— START OF Supplied entries —
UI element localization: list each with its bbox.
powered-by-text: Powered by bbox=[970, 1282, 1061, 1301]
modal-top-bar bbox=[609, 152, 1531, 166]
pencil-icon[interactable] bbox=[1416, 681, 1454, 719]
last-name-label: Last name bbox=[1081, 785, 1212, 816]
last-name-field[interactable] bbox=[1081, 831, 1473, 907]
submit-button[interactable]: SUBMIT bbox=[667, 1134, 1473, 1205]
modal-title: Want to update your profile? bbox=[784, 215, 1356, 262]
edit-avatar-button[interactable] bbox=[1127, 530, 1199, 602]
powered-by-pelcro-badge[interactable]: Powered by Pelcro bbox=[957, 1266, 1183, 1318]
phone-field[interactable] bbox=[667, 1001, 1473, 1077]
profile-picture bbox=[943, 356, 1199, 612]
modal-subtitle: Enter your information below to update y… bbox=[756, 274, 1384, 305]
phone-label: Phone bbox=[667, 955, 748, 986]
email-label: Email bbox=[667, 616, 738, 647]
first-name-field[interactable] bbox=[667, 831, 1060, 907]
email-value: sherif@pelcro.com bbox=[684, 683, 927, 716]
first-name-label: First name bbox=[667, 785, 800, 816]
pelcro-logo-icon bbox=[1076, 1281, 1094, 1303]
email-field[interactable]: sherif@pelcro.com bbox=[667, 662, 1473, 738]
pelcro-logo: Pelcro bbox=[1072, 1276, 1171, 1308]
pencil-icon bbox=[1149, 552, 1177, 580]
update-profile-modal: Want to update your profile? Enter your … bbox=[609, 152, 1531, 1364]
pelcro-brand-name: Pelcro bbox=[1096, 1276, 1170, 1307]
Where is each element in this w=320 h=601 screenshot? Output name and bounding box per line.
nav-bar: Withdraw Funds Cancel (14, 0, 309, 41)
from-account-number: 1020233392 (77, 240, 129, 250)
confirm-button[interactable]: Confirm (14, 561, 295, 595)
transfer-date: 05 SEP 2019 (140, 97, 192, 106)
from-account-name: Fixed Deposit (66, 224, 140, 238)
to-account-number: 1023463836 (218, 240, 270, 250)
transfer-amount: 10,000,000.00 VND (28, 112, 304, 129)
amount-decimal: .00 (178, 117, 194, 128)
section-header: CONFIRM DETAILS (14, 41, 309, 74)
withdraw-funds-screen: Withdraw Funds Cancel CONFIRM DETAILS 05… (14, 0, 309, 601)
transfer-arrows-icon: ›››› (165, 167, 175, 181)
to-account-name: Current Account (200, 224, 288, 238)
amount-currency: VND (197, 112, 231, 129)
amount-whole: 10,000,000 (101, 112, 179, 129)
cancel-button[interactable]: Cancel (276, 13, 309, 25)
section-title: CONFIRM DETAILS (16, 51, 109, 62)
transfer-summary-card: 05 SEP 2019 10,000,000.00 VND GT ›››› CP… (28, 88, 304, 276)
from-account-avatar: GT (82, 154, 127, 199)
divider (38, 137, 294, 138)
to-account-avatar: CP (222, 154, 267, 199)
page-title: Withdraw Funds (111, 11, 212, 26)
— END OF Supplied entries —
> [Written request]:
Print, without any change, everything from the first of the lines above down to the line that contains "modal-title: Want to", with both of those lines included.

> [Solution for this task]:
UI element localization: list each with its bbox.
powered-by-text: Powered by bbox=[970, 1282, 1061, 1301]
modal-top-bar bbox=[609, 152, 1531, 166]
pencil-icon[interactable] bbox=[1416, 681, 1454, 719]
last-name-label: Last name bbox=[1081, 785, 1212, 816]
last-name-field[interactable] bbox=[1081, 831, 1473, 907]
submit-button[interactable]: SUBMIT bbox=[667, 1134, 1473, 1205]
modal-title: Want to update your profile? bbox=[784, 215, 1356, 262]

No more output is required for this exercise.